__Work to complete__
Exclude the pictures, then copy all remaining records exactly.

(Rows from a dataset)
______________________________

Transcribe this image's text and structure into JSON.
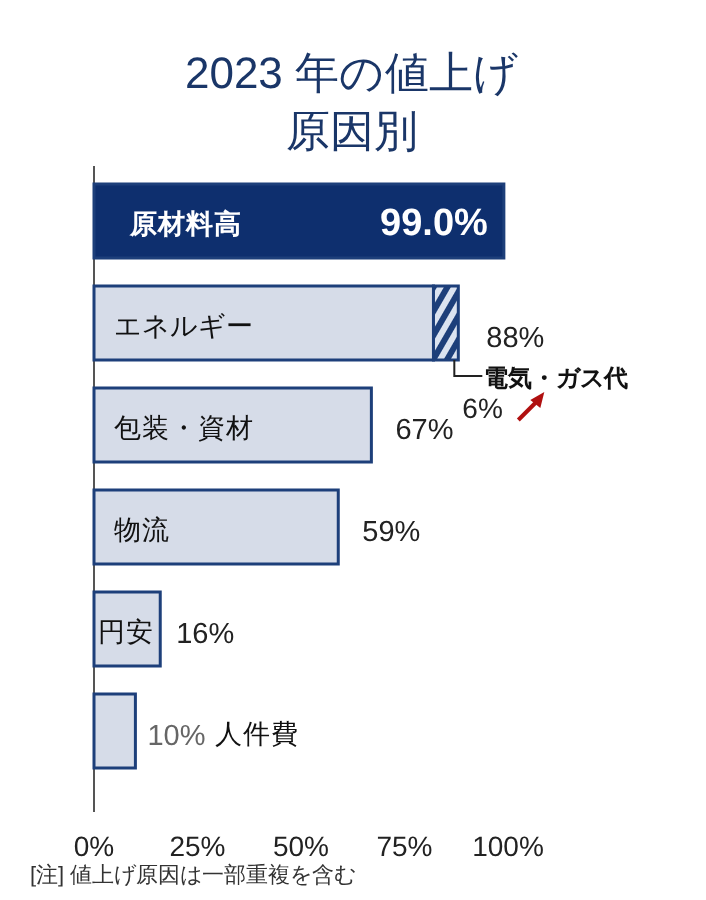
{
  "chart_data": {
    "type": "bar",
    "orientation": "horizontal",
    "stacked": true,
    "title": "2023 年の値上げ",
    "subtitle": "原因別",
    "categories": [
      "原材料高",
      "エネルギー",
      "包装・資材",
      "物流",
      "円安",
      "人件費"
    ],
    "series": [
      {
        "colors": [
          "#0e2f6e",
          "#d6dce8",
          "#d6dce8",
          "#d6dce8",
          "#d6dce8",
          "#d6dce8"
        ],
        "values": [
          99.0,
          82,
          67,
          59,
          16,
          10
        ],
        "value_labels": [
          "99.0%",
          null,
          "67%",
          "59%",
          "16%",
          "10%"
        ]
      },
      {
        "name": "電気・ガス代",
        "color": "#1d3f7a",
        "values": [
          null,
          6,
          null,
          null,
          null,
          null
        ],
        "value_labels": [
          null,
          "6%",
          null,
          null,
          null,
          null
        ]
      }
    ],
    "totals": [
      null,
      "88%",
      null,
      null,
      null,
      null
    ],
    "xlim": [
      0,
      100
    ],
    "xticks": [
      {
        "value": 0,
        "label": "0%"
      },
      {
        "value": 25,
        "label": "25%"
      },
      {
        "value": 50,
        "label": "50%"
      },
      {
        "value": 75,
        "label": "75%"
      },
      {
        "value": 100,
        "label": "100%"
      }
    ],
    "grid": false,
    "annotations": [
      "[注] 値上げ原因は一部重複を含む"
    ]
  }
}
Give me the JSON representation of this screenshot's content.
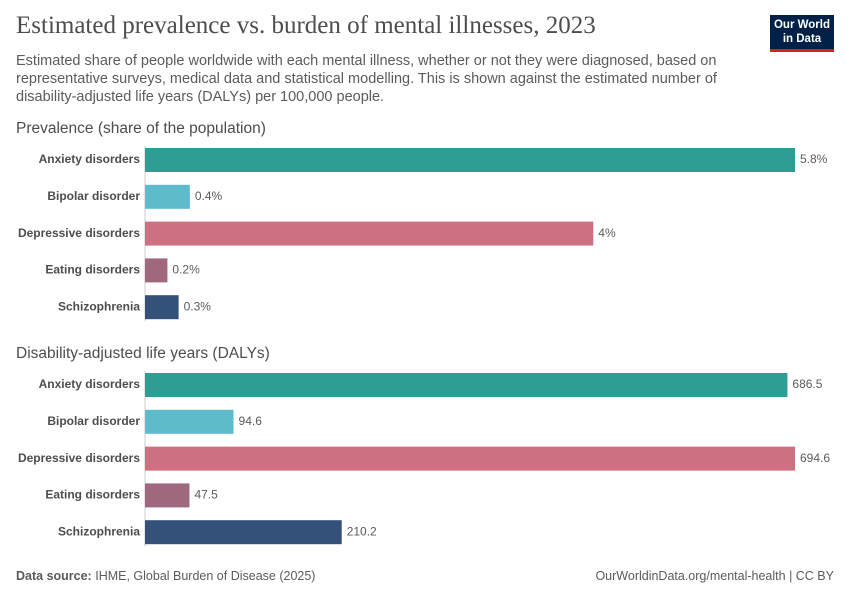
{
  "header": {
    "title": "Estimated prevalence vs. burden of mental illnesses, 2023",
    "subtitle": "Estimated share of people worldwide with each mental illness, whether or not they were diagnosed, based on representative surveys, medical data and statistical modelling. This is shown against the estimated number of disability-adjusted life years (DALYs) per 100,000 people.",
    "logo": [
      "Our World",
      "in Data"
    ]
  },
  "chart_data": [
    {
      "type": "bar",
      "orientation": "horizontal",
      "title": "Prevalence (share of the population)",
      "categories": [
        "Anxiety disorders",
        "Bipolar disorder",
        "Depressive disorders",
        "Eating disorders",
        "Schizophrenia"
      ],
      "values": [
        5.8,
        0.4,
        4,
        0.2,
        0.3
      ],
      "value_labels": [
        "5.8%",
        "0.4%",
        "4%",
        "0.2%",
        "0.3%"
      ],
      "colors": [
        "#2e9e94",
        "#5dbbcb",
        "#cf7082",
        "#a0687f",
        "#34517a"
      ]
    },
    {
      "type": "bar",
      "orientation": "horizontal",
      "title": "Disability-adjusted life years (DALYs)",
      "categories": [
        "Anxiety disorders",
        "Bipolar disorder",
        "Depressive disorders",
        "Eating disorders",
        "Schizophrenia"
      ],
      "values": [
        686.5,
        94.6,
        694.6,
        47.5,
        210.2
      ],
      "colors": [
        "#2e9e94",
        "#5dbbcb",
        "#cf7082",
        "#a0687f",
        "#34517a"
      ]
    }
  ],
  "footer": {
    "source_label": "Data source:",
    "source": "IHME, Global Burden of Disease (2025)",
    "url": "OurWorldinData.org/mental-health | CC BY"
  }
}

______________________________

__The reply__
Transcribe this image's text and structure into JSON.
{
  "chart_data": {
    "type": "bar",
    "orientation": "horizontal",
    "stacked": true,
    "title": "2023 年の値上げ",
    "subtitle": "原因別",
    "categories": [
      "原材料高",
      "エネルギー",
      "包装・資材",
      "物流",
      "円安",
      "人件費"
    ],
    "series": [
      {
        "colors": [
          "#0e2f6e",
          "#d6dce8",
          "#d6dce8",
          "#d6dce8",
          "#d6dce8",
          "#d6dce8"
        ],
        "values": [
          99.0,
          82,
          67,
          59,
          16,
          10
        ],
        "value_labels": [
          "99.0%",
          null,
          "67%",
          "59%",
          "16%",
          "10%"
        ]
      },
      {
        "name": "電気・ガス代",
        "color": "#1d3f7a",
        "values": [
          null,
          6,
          null,
          null,
          null,
          null
        ],
        "value_labels": [
          null,
          "6%",
          null,
          null,
          null,
          null
        ]
      }
    ],
    "totals": [
      null,
      "88%",
      null,
      null,
      null,
      null
    ],
    "xlim": [
      0,
      100
    ],
    "xticks": [
      {
        "value": 0,
        "label": "0%"
      },
      {
        "value": 25,
        "label": "25%"
      },
      {
        "value": 50,
        "label": "50%"
      },
      {
        "value": 75,
        "label": "75%"
      },
      {
        "value": 100,
        "label": "100%"
      }
    ],
    "grid": false,
    "annotations": [
      "[注] 値上げ原因は一部重複を含む"
    ]
  }
}
Give me the JSON representation of this screenshot's content.
{
  "header": {
    "title": "Estimated prevalence vs. burden of mental illnesses, 2023",
    "subtitle": "Estimated share of people worldwide with each mental illness, whether or not they were diagnosed, based on representative surveys, medical data and statistical modelling. This is shown against the estimated number of disability-adjusted life years (DALYs) per 100,000 people.",
    "logo": [
      "Our World",
      "in Data"
    ]
  },
  "chart_data": [
    {
      "type": "bar",
      "orientation": "horizontal",
      "title": "Prevalence (share of the population)",
      "categories": [
        "Anxiety disorders",
        "Bipolar disorder",
        "Depressive disorders",
        "Eating disorders",
        "Schizophrenia"
      ],
      "values": [
        5.8,
        0.4,
        4,
        0.2,
        0.3
      ],
      "value_labels": [
        "5.8%",
        "0.4%",
        "4%",
        "0.2%",
        "0.3%"
      ],
      "colors": [
        "#2e9e94",
        "#5dbbcb",
        "#cf7082",
        "#a0687f",
        "#34517a"
      ]
    },
    {
      "type": "bar",
      "orientation": "horizontal",
      "title": "Disability-adjusted life years (DALYs)",
      "categories": [
        "Anxiety disorders",
        "Bipolar disorder",
        "Depressive disorders",
        "Eating disorders",
        "Schizophrenia"
      ],
      "values": [
        686.5,
        94.6,
        694.6,
        47.5,
        210.2
      ],
      "colors": [
        "#2e9e94",
        "#5dbbcb",
        "#cf7082",
        "#a0687f",
        "#34517a"
      ]
    }
  ],
  "footer": {
    "source_label": "Data source:",
    "source": "IHME, Global Burden of Disease (2025)",
    "url": "OurWorldinData.org/mental-health | CC BY"
  }
}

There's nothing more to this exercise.